▸ Given task
Report how many lines in the records below contain the word "liquids". Give only the number.

▸ Given records
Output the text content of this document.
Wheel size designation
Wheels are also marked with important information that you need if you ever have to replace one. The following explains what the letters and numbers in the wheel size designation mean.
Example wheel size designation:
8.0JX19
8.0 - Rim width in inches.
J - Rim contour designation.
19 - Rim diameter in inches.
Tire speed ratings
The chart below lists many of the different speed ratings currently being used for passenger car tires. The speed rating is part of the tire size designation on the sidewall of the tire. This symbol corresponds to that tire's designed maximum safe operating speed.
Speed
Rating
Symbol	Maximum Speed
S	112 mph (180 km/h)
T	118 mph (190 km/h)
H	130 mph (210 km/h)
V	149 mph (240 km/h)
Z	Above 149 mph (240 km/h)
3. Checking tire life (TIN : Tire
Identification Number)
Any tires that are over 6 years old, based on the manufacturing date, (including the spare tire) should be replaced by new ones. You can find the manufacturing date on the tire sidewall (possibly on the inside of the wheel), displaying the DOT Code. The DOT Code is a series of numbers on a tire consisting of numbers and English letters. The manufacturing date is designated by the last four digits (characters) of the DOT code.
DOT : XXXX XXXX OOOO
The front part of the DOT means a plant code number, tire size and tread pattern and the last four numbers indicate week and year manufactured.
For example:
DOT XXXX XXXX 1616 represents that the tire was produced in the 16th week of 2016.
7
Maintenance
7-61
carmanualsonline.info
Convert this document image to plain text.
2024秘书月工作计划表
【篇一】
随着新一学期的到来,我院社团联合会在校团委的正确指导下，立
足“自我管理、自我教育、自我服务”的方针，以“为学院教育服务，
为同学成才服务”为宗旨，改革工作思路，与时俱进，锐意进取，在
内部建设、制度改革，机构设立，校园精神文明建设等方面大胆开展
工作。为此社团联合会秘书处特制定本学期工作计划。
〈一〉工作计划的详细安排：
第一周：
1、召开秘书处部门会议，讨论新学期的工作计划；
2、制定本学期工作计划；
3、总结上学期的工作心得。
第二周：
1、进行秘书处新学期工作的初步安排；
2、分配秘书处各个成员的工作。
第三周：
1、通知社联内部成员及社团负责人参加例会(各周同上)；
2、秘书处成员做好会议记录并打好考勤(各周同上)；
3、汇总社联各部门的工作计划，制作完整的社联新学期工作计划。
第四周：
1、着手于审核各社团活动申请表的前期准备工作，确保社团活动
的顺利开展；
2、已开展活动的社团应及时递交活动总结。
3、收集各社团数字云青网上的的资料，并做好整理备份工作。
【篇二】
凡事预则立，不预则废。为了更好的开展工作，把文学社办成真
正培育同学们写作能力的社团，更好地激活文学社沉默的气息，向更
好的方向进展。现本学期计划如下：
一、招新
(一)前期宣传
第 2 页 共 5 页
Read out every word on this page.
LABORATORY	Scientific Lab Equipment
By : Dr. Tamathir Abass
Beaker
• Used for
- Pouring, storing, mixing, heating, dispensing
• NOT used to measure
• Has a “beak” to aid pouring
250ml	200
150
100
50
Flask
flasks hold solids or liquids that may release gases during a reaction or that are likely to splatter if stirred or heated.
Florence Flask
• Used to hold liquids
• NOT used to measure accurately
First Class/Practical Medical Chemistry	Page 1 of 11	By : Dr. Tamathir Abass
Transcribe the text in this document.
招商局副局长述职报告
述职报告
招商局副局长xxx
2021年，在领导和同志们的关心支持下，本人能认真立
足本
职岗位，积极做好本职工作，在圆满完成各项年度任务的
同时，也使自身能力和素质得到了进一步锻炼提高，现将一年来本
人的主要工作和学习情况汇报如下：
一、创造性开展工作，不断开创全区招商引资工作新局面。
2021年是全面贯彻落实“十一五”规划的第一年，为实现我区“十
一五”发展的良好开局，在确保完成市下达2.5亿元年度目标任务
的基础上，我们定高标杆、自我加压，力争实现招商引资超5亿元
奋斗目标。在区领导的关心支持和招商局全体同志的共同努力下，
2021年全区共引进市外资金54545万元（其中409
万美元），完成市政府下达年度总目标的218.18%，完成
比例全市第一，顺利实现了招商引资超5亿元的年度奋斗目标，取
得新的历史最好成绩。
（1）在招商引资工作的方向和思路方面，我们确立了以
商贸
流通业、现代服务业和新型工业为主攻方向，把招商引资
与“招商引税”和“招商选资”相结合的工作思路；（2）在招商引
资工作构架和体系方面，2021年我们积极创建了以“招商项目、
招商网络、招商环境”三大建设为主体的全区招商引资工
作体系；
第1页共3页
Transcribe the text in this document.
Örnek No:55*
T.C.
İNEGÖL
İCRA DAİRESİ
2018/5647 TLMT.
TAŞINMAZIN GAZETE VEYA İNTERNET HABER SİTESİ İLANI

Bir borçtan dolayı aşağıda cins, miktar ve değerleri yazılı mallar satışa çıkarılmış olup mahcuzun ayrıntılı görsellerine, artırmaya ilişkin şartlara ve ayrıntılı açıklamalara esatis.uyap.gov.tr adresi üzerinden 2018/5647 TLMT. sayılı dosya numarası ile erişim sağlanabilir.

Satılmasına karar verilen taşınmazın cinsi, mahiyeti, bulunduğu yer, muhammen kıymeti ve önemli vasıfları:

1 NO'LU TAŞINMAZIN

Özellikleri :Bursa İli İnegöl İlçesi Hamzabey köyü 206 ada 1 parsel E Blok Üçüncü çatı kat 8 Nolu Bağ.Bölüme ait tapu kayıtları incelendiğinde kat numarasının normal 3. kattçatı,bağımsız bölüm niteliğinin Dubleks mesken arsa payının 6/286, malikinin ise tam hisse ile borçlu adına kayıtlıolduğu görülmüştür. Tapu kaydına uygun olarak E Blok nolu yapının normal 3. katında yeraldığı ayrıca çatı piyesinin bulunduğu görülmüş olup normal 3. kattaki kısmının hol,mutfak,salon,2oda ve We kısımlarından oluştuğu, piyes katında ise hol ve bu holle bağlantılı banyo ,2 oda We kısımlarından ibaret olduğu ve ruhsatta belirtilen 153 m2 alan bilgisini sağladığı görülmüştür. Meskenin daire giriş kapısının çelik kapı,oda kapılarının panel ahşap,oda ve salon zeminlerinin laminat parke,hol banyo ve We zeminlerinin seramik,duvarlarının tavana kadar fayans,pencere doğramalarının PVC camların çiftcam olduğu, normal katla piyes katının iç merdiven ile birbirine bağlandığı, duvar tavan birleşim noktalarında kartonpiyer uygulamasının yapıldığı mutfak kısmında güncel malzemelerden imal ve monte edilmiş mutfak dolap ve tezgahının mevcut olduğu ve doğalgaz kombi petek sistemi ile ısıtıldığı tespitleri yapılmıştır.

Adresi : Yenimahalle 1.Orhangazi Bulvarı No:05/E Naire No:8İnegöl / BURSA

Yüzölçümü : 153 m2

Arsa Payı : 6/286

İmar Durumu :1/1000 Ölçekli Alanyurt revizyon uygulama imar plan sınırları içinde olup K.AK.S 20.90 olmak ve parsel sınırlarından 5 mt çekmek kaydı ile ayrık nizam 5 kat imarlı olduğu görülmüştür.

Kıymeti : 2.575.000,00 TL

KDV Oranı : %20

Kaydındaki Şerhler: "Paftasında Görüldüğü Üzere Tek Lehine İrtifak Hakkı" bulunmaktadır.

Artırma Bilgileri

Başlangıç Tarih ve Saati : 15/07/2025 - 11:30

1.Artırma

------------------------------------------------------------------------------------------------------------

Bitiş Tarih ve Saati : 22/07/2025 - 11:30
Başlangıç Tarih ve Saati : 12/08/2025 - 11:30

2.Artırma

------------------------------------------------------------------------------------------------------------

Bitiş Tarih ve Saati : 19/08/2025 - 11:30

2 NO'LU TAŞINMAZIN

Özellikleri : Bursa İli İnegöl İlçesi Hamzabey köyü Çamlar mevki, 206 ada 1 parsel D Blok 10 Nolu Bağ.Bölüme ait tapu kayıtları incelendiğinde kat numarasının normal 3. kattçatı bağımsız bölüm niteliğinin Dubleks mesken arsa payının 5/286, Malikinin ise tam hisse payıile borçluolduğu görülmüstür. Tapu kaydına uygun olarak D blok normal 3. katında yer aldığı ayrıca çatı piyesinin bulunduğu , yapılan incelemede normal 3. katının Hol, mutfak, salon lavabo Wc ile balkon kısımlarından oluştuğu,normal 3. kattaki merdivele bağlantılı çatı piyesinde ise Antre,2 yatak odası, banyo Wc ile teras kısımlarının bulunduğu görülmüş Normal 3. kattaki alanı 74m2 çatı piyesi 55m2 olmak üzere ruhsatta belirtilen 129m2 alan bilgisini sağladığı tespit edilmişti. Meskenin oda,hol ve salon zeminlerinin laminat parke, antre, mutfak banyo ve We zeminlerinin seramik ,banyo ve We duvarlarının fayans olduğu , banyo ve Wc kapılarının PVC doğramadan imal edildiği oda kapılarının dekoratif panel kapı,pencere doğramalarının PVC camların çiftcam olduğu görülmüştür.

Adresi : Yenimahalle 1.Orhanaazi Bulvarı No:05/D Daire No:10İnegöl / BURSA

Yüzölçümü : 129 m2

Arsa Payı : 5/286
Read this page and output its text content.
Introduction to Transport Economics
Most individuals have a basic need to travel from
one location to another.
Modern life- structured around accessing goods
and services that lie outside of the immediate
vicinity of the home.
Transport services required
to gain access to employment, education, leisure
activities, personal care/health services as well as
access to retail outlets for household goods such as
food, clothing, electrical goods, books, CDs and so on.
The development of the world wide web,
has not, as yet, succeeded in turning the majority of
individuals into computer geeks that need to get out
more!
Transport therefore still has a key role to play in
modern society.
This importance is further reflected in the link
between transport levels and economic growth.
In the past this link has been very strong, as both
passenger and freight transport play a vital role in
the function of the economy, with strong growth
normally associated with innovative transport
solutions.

▸ Result of this exercise
2